EXERCISE DESCRIPTION - Copy out only the items from the line with "- line-item-select-box: [15, 295, 284, 314]" up to and including the line with "- row-label-content: [15, 387, 235, 420]". Replace "row-label-cell" with "label-cell" and change nothing else.

## begin WORKING DATA

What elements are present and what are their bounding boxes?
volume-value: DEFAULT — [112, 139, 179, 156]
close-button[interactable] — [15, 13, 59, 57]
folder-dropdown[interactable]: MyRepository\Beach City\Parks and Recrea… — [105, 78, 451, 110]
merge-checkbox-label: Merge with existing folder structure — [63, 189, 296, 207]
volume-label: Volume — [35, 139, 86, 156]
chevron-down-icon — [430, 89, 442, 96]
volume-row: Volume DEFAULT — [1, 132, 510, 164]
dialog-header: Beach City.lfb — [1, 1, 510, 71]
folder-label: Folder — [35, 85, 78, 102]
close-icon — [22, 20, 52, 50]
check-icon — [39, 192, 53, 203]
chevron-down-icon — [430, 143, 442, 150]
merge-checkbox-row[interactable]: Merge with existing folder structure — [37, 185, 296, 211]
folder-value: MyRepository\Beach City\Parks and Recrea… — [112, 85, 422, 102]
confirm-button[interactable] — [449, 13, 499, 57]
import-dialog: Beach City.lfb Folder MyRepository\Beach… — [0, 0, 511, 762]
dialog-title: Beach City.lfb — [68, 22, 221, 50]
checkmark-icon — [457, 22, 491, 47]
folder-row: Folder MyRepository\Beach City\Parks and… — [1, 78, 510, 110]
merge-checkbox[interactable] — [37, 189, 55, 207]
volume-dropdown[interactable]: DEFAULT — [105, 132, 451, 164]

## end WORKING DATA
## begin WORKING DATA

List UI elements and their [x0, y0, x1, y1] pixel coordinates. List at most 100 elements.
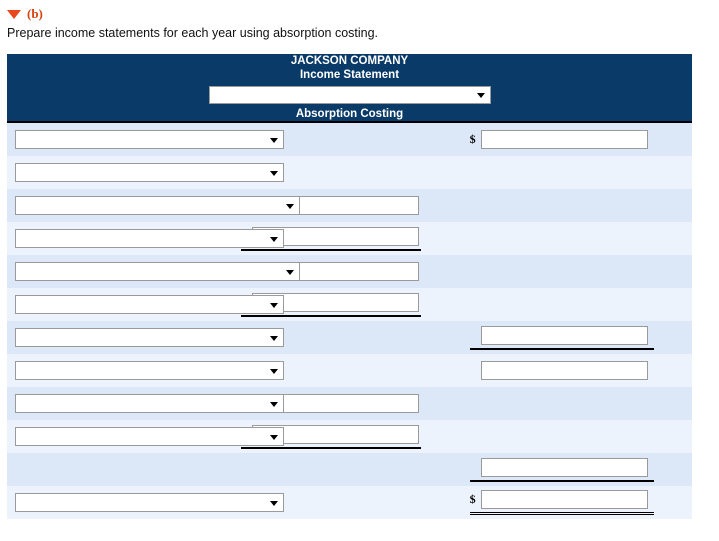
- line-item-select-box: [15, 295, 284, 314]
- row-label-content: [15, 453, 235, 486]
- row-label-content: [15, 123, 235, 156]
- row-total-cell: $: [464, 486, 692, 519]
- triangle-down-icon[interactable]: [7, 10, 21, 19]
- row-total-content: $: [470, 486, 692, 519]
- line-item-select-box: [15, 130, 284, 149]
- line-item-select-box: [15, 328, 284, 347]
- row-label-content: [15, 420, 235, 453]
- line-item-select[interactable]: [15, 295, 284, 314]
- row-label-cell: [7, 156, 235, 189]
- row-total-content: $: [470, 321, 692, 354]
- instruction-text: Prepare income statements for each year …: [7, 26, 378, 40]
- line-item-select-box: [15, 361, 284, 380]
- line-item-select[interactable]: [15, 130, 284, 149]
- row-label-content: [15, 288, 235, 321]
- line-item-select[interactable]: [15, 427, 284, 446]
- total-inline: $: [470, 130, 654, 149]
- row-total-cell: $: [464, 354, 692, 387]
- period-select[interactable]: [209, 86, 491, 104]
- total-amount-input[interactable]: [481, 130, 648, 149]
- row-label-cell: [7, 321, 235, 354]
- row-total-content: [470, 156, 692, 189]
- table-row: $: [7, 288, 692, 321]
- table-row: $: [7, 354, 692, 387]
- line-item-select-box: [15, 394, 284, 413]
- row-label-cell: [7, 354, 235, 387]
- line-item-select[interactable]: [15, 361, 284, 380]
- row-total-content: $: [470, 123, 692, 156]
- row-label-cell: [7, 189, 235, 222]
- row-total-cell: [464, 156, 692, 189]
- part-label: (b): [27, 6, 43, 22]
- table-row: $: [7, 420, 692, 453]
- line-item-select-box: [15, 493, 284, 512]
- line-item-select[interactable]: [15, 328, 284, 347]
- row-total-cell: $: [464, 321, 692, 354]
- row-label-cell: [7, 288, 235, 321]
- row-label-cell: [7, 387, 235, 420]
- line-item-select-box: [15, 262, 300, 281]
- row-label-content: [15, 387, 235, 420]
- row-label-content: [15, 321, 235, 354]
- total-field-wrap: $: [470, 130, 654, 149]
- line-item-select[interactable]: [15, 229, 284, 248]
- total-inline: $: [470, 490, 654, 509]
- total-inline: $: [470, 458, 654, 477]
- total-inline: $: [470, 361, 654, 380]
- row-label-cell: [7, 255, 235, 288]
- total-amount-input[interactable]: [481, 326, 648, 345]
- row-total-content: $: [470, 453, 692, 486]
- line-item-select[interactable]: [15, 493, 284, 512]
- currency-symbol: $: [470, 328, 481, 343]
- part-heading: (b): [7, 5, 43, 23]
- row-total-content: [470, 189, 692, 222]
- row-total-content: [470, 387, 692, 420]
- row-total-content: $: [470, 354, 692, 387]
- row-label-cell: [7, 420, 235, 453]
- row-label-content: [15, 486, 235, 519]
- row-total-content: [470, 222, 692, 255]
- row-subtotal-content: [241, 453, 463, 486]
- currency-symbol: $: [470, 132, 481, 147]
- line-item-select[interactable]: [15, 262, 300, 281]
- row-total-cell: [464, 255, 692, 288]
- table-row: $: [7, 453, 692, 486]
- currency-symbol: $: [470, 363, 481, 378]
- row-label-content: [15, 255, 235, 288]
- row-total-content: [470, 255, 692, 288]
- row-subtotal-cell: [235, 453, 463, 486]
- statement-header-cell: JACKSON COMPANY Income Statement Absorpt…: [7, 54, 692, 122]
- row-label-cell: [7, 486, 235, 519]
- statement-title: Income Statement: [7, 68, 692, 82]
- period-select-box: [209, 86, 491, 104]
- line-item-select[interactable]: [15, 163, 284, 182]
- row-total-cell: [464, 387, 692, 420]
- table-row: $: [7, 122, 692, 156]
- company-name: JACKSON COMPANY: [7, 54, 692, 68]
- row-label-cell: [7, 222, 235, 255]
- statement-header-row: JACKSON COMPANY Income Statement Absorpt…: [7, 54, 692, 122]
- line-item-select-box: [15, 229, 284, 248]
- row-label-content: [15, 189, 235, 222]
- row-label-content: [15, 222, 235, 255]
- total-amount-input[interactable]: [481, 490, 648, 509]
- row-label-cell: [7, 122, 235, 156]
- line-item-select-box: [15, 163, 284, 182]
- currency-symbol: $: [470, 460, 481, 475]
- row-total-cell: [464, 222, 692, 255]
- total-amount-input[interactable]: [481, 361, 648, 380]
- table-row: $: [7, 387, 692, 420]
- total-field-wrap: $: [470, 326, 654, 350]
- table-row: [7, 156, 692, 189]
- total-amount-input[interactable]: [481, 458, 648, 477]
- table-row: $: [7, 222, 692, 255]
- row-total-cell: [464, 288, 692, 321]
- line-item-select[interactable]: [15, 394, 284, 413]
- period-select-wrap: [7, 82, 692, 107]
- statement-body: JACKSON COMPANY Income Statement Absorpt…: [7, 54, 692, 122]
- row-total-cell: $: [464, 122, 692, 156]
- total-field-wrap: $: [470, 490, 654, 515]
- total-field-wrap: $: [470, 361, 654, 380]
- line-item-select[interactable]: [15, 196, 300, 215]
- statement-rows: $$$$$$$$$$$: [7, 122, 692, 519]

## end WORKING DATA

RESULT BELOW -
- line-item-select-box: [15, 295, 284, 314]
- row-label-content: [15, 453, 235, 486]
- row-label-content: [15, 123, 235, 156]
- row-total-cell: $: [464, 486, 692, 519]
- triangle-down-icon[interactable]: [7, 10, 21, 19]
- row-total-content: $: [470, 486, 692, 519]
- line-item-select-box: [15, 130, 284, 149]
- line-item-select-box: [15, 328, 284, 347]
- row-label-content: [15, 420, 235, 453]
- line-item-select[interactable]: [15, 295, 284, 314]
- label-cell: [7, 156, 235, 189]
- row-total-content: $: [470, 321, 692, 354]
- instruction-text: Prepare income statements for each year …: [7, 26, 378, 40]
- line-item-select-box: [15, 361, 284, 380]
- line-item-select[interactable]: [15, 130, 284, 149]
- row-label-content: [15, 288, 235, 321]
- line-item-select[interactable]: [15, 427, 284, 446]
- total-inline: $: [470, 130, 654, 149]
- row-total-cell: $: [464, 354, 692, 387]
- period-select[interactable]: [209, 86, 491, 104]
- total-amount-input[interactable]: [481, 130, 648, 149]
- label-cell: [7, 321, 235, 354]
- row-total-content: [470, 156, 692, 189]
- table-row: $: [7, 288, 692, 321]
- table-row: $: [7, 354, 692, 387]
- line-item-select-box: [15, 394, 284, 413]
- label-cell: [7, 354, 235, 387]
- line-item-select[interactable]: [15, 361, 284, 380]
- row-total-content: $: [470, 123, 692, 156]
- label-cell: [7, 189, 235, 222]
- row-total-cell: [464, 156, 692, 189]
- part-label: (b): [27, 6, 43, 22]
- table-row: $: [7, 420, 692, 453]
- line-item-select-box: [15, 493, 284, 512]
- line-item-select[interactable]: [15, 328, 284, 347]
- row-total-cell: $: [464, 321, 692, 354]
- label-cell: [7, 288, 235, 321]
- label-cell: [7, 387, 235, 420]
- line-item-select-box: [15, 262, 300, 281]
- row-label-content: [15, 387, 235, 420]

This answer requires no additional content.